- _What to work on_
Please write out the material below word for word, leaving every line unchanged.

-- START OF Supplied entries --

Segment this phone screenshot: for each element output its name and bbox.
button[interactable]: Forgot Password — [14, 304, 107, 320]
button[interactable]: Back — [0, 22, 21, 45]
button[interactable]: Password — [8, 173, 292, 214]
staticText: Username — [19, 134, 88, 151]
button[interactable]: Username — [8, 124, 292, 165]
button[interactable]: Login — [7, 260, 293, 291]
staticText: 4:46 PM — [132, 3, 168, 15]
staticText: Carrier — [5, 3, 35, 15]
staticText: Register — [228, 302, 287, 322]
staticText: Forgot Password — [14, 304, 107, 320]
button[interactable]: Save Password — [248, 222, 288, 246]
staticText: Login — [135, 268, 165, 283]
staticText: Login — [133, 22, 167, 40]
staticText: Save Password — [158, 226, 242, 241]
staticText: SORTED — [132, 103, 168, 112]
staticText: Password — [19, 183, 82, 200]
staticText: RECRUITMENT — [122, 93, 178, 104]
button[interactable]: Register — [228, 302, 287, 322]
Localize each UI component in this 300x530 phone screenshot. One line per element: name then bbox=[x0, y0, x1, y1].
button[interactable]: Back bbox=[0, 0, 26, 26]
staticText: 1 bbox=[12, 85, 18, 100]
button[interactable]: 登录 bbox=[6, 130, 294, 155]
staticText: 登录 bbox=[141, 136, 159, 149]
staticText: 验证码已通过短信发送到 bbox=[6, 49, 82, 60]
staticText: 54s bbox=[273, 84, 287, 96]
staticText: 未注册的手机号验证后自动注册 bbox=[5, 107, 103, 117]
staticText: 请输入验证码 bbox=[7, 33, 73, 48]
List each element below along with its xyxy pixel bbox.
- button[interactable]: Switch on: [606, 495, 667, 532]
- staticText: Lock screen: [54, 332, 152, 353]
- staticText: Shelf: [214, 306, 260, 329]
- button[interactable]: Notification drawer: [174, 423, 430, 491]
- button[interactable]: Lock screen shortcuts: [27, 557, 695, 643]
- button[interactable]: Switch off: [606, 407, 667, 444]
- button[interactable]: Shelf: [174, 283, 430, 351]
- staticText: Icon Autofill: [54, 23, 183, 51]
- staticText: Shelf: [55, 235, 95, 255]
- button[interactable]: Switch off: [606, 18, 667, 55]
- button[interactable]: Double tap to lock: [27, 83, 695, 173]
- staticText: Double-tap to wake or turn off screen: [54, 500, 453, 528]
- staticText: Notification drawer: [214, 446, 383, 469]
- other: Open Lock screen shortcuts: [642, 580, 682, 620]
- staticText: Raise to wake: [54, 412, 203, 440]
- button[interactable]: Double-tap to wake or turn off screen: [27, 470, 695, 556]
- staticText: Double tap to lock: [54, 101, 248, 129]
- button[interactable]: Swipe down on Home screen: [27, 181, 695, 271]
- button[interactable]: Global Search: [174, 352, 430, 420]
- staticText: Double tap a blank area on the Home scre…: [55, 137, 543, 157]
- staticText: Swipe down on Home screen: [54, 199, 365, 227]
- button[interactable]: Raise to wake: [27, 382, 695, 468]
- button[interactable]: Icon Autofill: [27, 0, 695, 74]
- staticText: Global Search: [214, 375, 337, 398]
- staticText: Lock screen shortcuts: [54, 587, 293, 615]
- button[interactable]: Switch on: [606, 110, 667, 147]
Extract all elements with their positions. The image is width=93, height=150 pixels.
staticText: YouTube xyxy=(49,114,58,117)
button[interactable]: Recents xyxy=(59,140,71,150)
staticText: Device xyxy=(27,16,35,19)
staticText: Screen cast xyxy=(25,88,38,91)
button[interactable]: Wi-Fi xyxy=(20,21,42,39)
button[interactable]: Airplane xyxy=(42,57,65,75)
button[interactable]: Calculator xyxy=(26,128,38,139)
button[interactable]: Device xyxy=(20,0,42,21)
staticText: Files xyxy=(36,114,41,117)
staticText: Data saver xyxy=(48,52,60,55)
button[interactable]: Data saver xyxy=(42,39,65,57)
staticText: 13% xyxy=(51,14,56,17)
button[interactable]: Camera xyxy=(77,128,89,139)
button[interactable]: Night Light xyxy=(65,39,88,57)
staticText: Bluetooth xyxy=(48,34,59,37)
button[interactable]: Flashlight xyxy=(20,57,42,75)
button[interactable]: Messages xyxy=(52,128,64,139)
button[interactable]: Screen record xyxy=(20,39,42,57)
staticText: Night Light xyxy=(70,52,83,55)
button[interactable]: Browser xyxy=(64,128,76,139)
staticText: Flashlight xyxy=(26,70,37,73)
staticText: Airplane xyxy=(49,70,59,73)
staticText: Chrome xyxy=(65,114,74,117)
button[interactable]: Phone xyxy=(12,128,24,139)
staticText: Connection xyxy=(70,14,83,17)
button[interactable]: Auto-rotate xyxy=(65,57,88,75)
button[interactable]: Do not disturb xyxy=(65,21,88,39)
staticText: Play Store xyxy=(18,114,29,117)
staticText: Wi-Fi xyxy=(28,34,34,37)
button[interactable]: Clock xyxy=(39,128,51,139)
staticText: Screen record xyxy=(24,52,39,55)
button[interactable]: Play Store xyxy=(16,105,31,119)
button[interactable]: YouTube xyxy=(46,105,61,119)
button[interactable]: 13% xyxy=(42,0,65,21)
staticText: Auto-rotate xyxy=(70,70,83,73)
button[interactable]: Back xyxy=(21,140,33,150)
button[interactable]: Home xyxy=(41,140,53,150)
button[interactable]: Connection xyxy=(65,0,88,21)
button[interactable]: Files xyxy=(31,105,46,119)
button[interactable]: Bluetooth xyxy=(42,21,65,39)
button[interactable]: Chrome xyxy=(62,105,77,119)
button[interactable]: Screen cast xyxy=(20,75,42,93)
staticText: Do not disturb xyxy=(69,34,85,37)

-- END OF Supplied entries --

- _Output_
Segment this phone screenshot: for each element output its name and bbox.
button[interactable]: Forgot Password — [14, 304, 107, 320]
button[interactable]: Back — [0, 22, 21, 45]
button[interactable]: Password — [8, 173, 292, 214]
staticText: Username — [19, 134, 88, 151]
button[interactable]: Username — [8, 124, 292, 165]
button[interactable]: Login — [7, 260, 293, 291]
staticText: 4:46 PM — [132, 3, 168, 15]
staticText: Carrier — [5, 3, 35, 15]
staticText: Register — [228, 302, 287, 322]
staticText: Forgot Password — [14, 304, 107, 320]
button[interactable]: Save Password — [248, 222, 288, 246]
staticText: Login — [135, 268, 165, 283]
staticText: Login — [133, 22, 167, 40]
staticText: Save Password — [158, 226, 242, 241]
staticText: SORTED — [132, 103, 168, 112]
staticText: Password — [19, 183, 82, 200]
staticText: RECRUITMENT — [122, 93, 178, 104]
button[interactable]: Register — [228, 302, 287, 322]
Localize each UI component in this 300x530 phone screenshot. One line per element: name then bbox=[x0, y0, x1, y1].
button[interactable]: Back bbox=[0, 0, 26, 26]
staticText: 1 bbox=[12, 85, 18, 100]
button[interactable]: 登录 bbox=[6, 130, 294, 155]
staticText: 登录 bbox=[141, 136, 159, 149]
staticText: 验证码已通过短信发送到 bbox=[6, 49, 82, 60]
staticText: 54s bbox=[273, 84, 287, 96]
staticText: 未注册的手机号验证后自动注册 bbox=[5, 107, 103, 117]
staticText: 请输入验证码 bbox=[7, 33, 73, 48]
List each element below along with its xyxy pixel bbox.
- button[interactable]: Switch on: [606, 495, 667, 532]
- staticText: Lock screen: [54, 332, 152, 353]
- staticText: Shelf: [214, 306, 260, 329]
- button[interactable]: Notification drawer: [174, 423, 430, 491]
- button[interactable]: Lock screen shortcuts: [27, 557, 695, 643]
- button[interactable]: Switch off: [606, 407, 667, 444]
- button[interactable]: Shelf: [174, 283, 430, 351]
- staticText: Icon Autofill: [54, 23, 183, 51]
- staticText: Shelf: [55, 235, 95, 255]
- button[interactable]: Switch off: [606, 18, 667, 55]
- button[interactable]: Double tap to lock: [27, 83, 695, 173]
- staticText: Double-tap to wake or turn off screen: [54, 500, 453, 528]
- staticText: Notification drawer: [214, 446, 383, 469]
- other: Open Lock screen shortcuts: [642, 580, 682, 620]
- staticText: Raise to wake: [54, 412, 203, 440]
- button[interactable]: Double-tap to wake or turn off screen: [27, 470, 695, 556]
- staticText: Double tap to lock: [54, 101, 248, 129]
- button[interactable]: Swipe down on Home screen: [27, 181, 695, 271]
- button[interactable]: Global Search: [174, 352, 430, 420]
- staticText: Double tap a blank area on the Home scre…: [55, 137, 543, 157]
- staticText: Swipe down on Home screen: [54, 199, 365, 227]
- button[interactable]: Raise to wake: [27, 382, 695, 468]
- button[interactable]: Icon Autofill: [27, 0, 695, 74]
- staticText: Global Search: [214, 375, 337, 398]
- staticText: Lock screen shortcuts: [54, 587, 293, 615]
- button[interactable]: Switch on: [606, 110, 667, 147]
Extract all elements with their positions. The image is width=93, height=150 pixels.
staticText: YouTube xyxy=(49,114,58,117)
button[interactable]: Recents xyxy=(59,140,71,150)
staticText: Device xyxy=(27,16,35,19)
staticText: Screen cast xyxy=(25,88,38,91)
button[interactable]: Wi-Fi xyxy=(20,21,42,39)
button[interactable]: Airplane xyxy=(42,57,65,75)
button[interactable]: Calculator xyxy=(26,128,38,139)
button[interactable]: Device xyxy=(20,0,42,21)
staticText: Files xyxy=(36,114,41,117)
staticText: Data saver xyxy=(48,52,60,55)
button[interactable]: Data saver xyxy=(42,39,65,57)
staticText: 13% xyxy=(51,14,56,17)
button[interactable]: Camera xyxy=(77,128,89,139)
button[interactable]: Night Light xyxy=(65,39,88,57)
staticText: Bluetooth xyxy=(48,34,59,37)
button[interactable]: Flashlight xyxy=(20,57,42,75)
button[interactable]: Messages xyxy=(52,128,64,139)
button[interactable]: Screen record xyxy=(20,39,42,57)
staticText: Night Light xyxy=(70,52,83,55)
button[interactable]: Browser xyxy=(64,128,76,139)
staticText: Flashlight xyxy=(26,70,37,73)
staticText: Airplane xyxy=(49,70,59,73)
staticText: Chrome xyxy=(65,114,74,117)
button[interactable]: Phone xyxy=(12,128,24,139)
staticText: Connection xyxy=(70,14,83,17)
button[interactable]: Auto-rotate xyxy=(65,57,88,75)
button[interactable]: Do not disturb xyxy=(65,21,88,39)
staticText: Play Store xyxy=(18,114,29,117)
staticText: Wi-Fi xyxy=(28,34,34,37)
button[interactable]: Clock xyxy=(39,128,51,139)
staticText: Screen record xyxy=(24,52,39,55)
button[interactable]: Play Store xyxy=(16,105,31,119)
button[interactable]: YouTube xyxy=(46,105,61,119)
button[interactable]: 13% xyxy=(42,0,65,21)
staticText: Auto-rotate xyxy=(70,70,83,73)
button[interactable]: Back xyxy=(21,140,33,150)
button[interactable]: Home xyxy=(41,140,53,150)
button[interactable]: Connection xyxy=(65,0,88,21)
button[interactable]: Files xyxy=(31,105,46,119)
button[interactable]: Bluetooth xyxy=(42,21,65,39)
button[interactable]: Chrome xyxy=(62,105,77,119)
button[interactable]: Screen cast xyxy=(20,75,42,93)
staticText: Do not disturb xyxy=(69,34,85,37)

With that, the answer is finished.